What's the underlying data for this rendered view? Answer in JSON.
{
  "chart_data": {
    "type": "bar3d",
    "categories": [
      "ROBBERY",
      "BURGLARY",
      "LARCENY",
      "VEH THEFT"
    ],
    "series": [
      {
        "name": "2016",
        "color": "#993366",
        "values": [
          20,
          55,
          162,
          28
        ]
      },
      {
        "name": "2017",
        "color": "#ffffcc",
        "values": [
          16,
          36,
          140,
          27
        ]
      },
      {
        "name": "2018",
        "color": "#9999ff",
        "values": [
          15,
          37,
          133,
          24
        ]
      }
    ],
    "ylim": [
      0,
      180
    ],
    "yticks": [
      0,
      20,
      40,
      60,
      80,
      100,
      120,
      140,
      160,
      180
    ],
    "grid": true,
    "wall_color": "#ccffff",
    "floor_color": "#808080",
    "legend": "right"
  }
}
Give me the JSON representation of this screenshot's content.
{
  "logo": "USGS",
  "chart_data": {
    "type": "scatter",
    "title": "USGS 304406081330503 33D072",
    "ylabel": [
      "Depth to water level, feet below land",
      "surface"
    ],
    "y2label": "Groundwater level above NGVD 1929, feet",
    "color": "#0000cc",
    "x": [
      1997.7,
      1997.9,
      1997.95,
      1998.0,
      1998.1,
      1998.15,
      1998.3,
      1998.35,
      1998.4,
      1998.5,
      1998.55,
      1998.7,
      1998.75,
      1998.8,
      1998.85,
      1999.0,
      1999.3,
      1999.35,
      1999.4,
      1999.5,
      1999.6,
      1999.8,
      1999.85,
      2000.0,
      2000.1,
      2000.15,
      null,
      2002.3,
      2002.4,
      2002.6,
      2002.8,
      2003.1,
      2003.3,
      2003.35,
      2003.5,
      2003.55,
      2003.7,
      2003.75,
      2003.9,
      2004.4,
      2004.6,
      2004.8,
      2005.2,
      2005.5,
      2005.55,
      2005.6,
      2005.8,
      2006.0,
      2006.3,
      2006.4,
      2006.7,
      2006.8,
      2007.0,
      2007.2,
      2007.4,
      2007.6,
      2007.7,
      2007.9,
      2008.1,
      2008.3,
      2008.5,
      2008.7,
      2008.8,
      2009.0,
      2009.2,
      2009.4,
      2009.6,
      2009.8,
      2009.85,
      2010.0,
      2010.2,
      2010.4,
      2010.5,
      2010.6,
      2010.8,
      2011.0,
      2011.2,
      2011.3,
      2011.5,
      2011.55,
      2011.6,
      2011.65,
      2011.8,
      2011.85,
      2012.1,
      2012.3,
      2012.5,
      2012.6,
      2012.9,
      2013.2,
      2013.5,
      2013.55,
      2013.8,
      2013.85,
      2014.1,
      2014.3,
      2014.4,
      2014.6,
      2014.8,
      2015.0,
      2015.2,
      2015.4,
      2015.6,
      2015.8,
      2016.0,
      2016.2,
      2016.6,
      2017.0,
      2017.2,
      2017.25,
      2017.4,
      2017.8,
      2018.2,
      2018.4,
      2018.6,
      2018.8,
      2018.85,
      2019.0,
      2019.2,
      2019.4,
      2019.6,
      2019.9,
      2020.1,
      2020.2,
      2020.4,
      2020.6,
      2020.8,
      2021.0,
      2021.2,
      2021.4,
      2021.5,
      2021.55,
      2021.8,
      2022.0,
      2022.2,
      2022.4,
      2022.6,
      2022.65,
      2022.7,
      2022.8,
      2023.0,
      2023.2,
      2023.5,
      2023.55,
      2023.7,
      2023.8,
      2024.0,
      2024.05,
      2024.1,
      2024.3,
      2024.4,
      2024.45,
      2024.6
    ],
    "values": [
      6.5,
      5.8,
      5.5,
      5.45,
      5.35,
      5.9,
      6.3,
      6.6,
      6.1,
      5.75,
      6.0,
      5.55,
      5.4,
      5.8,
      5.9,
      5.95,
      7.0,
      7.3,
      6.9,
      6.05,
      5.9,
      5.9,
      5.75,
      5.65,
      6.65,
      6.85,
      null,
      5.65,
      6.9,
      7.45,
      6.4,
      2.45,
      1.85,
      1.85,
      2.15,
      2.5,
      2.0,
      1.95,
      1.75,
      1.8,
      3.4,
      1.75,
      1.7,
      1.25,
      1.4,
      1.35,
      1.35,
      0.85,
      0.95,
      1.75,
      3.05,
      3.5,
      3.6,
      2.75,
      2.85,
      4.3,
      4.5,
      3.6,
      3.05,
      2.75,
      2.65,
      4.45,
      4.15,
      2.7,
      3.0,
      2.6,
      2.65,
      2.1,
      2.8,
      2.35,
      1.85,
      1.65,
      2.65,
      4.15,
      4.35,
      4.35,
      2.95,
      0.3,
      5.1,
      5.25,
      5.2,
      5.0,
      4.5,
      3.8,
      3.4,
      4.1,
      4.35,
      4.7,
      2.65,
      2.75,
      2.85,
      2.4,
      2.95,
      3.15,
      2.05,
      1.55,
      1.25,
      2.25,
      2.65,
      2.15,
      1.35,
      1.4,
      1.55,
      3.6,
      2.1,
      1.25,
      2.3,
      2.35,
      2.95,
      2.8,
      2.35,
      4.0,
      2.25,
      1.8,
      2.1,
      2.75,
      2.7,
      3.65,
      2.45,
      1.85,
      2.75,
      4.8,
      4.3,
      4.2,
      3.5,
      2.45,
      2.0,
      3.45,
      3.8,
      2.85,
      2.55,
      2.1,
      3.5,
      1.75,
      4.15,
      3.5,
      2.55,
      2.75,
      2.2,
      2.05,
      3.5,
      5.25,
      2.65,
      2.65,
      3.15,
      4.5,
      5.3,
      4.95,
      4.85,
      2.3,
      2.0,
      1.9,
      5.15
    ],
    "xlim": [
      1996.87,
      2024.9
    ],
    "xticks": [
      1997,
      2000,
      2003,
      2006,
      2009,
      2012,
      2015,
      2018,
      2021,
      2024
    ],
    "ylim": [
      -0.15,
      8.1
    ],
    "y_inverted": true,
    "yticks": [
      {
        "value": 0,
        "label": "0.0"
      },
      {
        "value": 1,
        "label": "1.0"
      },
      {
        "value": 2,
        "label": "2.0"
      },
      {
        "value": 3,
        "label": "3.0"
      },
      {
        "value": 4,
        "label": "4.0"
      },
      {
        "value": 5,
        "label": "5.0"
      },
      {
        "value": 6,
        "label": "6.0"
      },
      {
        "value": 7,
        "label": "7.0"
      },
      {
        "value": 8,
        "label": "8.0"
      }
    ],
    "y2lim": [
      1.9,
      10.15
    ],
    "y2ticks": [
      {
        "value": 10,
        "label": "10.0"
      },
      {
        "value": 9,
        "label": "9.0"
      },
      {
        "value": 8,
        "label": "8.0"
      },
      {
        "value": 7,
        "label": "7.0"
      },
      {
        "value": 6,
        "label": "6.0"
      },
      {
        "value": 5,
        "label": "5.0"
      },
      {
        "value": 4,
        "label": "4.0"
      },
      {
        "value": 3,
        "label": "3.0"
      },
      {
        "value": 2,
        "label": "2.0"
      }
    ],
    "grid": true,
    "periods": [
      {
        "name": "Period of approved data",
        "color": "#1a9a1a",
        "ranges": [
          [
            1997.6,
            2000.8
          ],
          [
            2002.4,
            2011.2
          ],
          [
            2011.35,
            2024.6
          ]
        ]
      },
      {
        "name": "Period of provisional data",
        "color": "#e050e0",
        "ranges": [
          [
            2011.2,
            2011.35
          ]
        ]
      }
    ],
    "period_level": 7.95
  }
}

What the exercise asks>
Return all of the data exactly as it reads.

Exercise output>
What's the underlying data for this rendered view? Answer in JSON.
{
  "chart_data": {
    "type": "bar3d",
    "categories": [
      "ROBBERY",
      "BURGLARY",
      "LARCENY",
      "VEH THEFT"
    ],
    "series": [
      {
        "name": "2016",
        "color": "#993366",
        "values": [
          20,
          55,
          162,
          28
        ]
      },
      {
        "name": "2017",
        "color": "#ffffcc",
        "values": [
          16,
          36,
          140,
          27
        ]
      },
      {
        "name": "2018",
        "color": "#9999ff",
        "values": [
          15,
          37,
          133,
          24
        ]
      }
    ],
    "ylim": [
      0,
      180
    ],
    "yticks": [
      0,
      20,
      40,
      60,
      80,
      100,
      120,
      140,
      160,
      180
    ],
    "grid": true,
    "wall_color": "#ccffff",
    "floor_color": "#808080",
    "legend": "right"
  }
}
Give me the JSON representation of this screenshot's content.
{
  "logo": "USGS",
  "chart_data": {
    "type": "scatter",
    "title": "USGS 304406081330503 33D072",
    "ylabel": [
      "Depth to water level, feet below land",
      "surface"
    ],
    "y2label": "Groundwater level above NGVD 1929, feet",
    "color": "#0000cc",
    "x": [
      1997.7,
      1997.9,
      1997.95,
      1998.0,
      1998.1,
      1998.15,
      1998.3,
      1998.35,
      1998.4,
      1998.5,
      1998.55,
      1998.7,
      1998.75,
      1998.8,
      1998.85,
      1999.0,
      1999.3,
      1999.35,
      1999.4,
      1999.5,
      1999.6,
      1999.8,
      1999.85,
      2000.0,
      2000.1,
      2000.15,
      null,
      2002.3,
      2002.4,
      2002.6,
      2002.8,
      2003.1,
      2003.3,
      2003.35,
      2003.5,
      2003.55,
      2003.7,
      2003.75,
      2003.9,
      2004.4,
      2004.6,
      2004.8,
      2005.2,
      2005.5,
      2005.55,
      2005.6,
      2005.8,
      2006.0,
      2006.3,
      2006.4,
      2006.7,
      2006.8,
      2007.0,
      2007.2,
      2007.4,
      2007.6,
      2007.7,
      2007.9,
      2008.1,
      2008.3,
      2008.5,
      2008.7,
      2008.8,
      2009.0,
      2009.2,
      2009.4,
      2009.6,
      2009.8,
      2009.85,
      2010.0,
      2010.2,
      2010.4,
      2010.5,
      2010.6,
      2010.8,
      2011.0,
      2011.2,
      2011.3,
      2011.5,
      2011.55,
      2011.6,
      2011.65,
      2011.8,
      2011.85,
      2012.1,
      2012.3,
      2012.5,
      2012.6,
      2012.9,
      2013.2,
      2013.5,
      2013.55,
      2013.8,
      2013.85,
      2014.1,
      2014.3,
      2014.4,
      2014.6,
      2014.8,
      2015.0,
      2015.2,
      2015.4,
      2015.6,
      2015.8,
      2016.0,
      2016.2,
      2016.6,
      2017.0,
      2017.2,
      2017.25,
      2017.4,
      2017.8,
      2018.2,
      2018.4,
      2018.6,
      2018.8,
      2018.85,
      2019.0,
      2019.2,
      2019.4,
      2019.6,
      2019.9,
      2020.1,
      2020.2,
      2020.4,
      2020.6,
      2020.8,
      2021.0,
      2021.2,
      2021.4,
      2021.5,
      2021.55,
      2021.8,
      2022.0,
      2022.2,
      2022.4,
      2022.6,
      2022.65,
      2022.7,
      2022.8,
      2023.0,
      2023.2,
      2023.5,
      2023.55,
      2023.7,
      2023.8,
      2024.0,
      2024.05,
      2024.1,
      2024.3,
      2024.4,
      2024.45,
      2024.6
    ],
    "values": [
      6.5,
      5.8,
      5.5,
      5.45,
      5.35,
      5.9,
      6.3,
      6.6,
      6.1,
      5.75,
      6.0,
      5.55,
      5.4,
      5.8,
      5.9,
      5.95,
      7.0,
      7.3,
      6.9,
      6.05,
      5.9,
      5.9,
      5.75,
      5.65,
      6.65,
      6.85,
      null,
      5.65,
      6.9,
      7.45,
      6.4,
      2.45,
      1.85,
      1.85,
      2.15,
      2.5,
      2.0,
      1.95,
      1.75,
      1.8,
      3.4,
      1.75,
      1.7,
      1.25,
      1.4,
      1.35,
      1.35,
      0.85,
      0.95,
      1.75,
      3.05,
      3.5,
      3.6,
      2.75,
      2.85,
      4.3,
      4.5,
      3.6,
      3.05,
      2.75,
      2.65,
      4.45,
      4.15,
      2.7,
      3.0,
      2.6,
      2.65,
      2.1,
      2.8,
      2.35,
      1.85,
      1.65,
      2.65,
      4.15,
      4.35,
      4.35,
      2.95,
      0.3,
      5.1,
      5.25,
      5.2,
      5.0,
      4.5,
      3.8,
      3.4,
      4.1,
      4.35,
      4.7,
      2.65,
      2.75,
      2.85,
      2.4,
      2.95,
      3.15,
      2.05,
      1.55,
      1.25,
      2.25,
      2.65,
      2.15,
      1.35,
      1.4,
      1.55,
      3.6,
      2.1,
      1.25,
      2.3,
      2.35,
      2.95,
      2.8,
      2.35,
      4.0,
      2.25,
      1.8,
      2.1,
      2.75,
      2.7,
      3.65,
      2.45,
      1.85,
      2.75,
      4.8,
      4.3,
      4.2,
      3.5,
      2.45,
      2.0,
      3.45,
      3.8,
      2.85,
      2.55,
      2.1,
      3.5,
      1.75,
      4.15,
      3.5,
      2.55,
      2.75,
      2.2,
      2.05,
      3.5,
      5.25,
      2.65,
      2.65,
      3.15,
      4.5,
      5.3,
      4.95,
      4.85,
      2.3,
      2.0,
      1.9,
      5.15
    ],
    "xlim": [
      1996.87,
      2024.9
    ],
    "xticks": [
      1997,
      2000,
      2003,
      2006,
      2009,
      2012,
      2015,
      2018,
      2021,
      2024
    ],
    "ylim": [
      -0.15,
      8.1
    ],
    "y_inverted": true,
    "yticks": [
      {
        "value": 0,
        "label": "0.0"
      },
      {
        "value": 1,
        "label": "1.0"
      },
      {
        "value": 2,
        "label": "2.0"
      },
      {
        "value": 3,
        "label": "3.0"
      },
      {
        "value": 4,
        "label": "4.0"
      },
      {
        "value": 5,
        "label": "5.0"
      },
      {
        "value": 6,
        "label": "6.0"
      },
      {
        "value": 7,
        "label": "7.0"
      },
      {
        "value": 8,
        "label": "8.0"
      }
    ],
    "y2lim": [
      1.9,
      10.15
    ],
    "y2ticks": [
      {
        "value": 10,
        "label": "10.0"
      },
      {
        "value": 9,
        "label": "9.0"
      },
      {
        "value": 8,
        "label": "8.0"
      },
      {
        "value": 7,
        "label": "7.0"
      },
      {
        "value": 6,
        "label": "6.0"
      },
      {
        "value": 5,
        "label": "5.0"
      },
      {
        "value": 4,
        "label": "4.0"
      },
      {
        "value": 3,
        "label": "3.0"
      },
      {
        "value": 2,
        "label": "2.0"
      }
    ],
    "grid": true,
    "periods": [
      {
        "name": "Period of approved data",
        "color": "#1a9a1a",
        "ranges": [
          [
            1997.6,
            2000.8
          ],
          [
            2002.4,
            2011.2
          ],
          [
            2011.35,
            2024.6
          ]
        ]
      },
      {
        "name": "Period of provisional data",
        "color": "#e050e0",
        "ranges": [
          [
            2011.2,
            2011.35
          ]
        ]
      }
    ],
    "period_level": 7.95
  }
}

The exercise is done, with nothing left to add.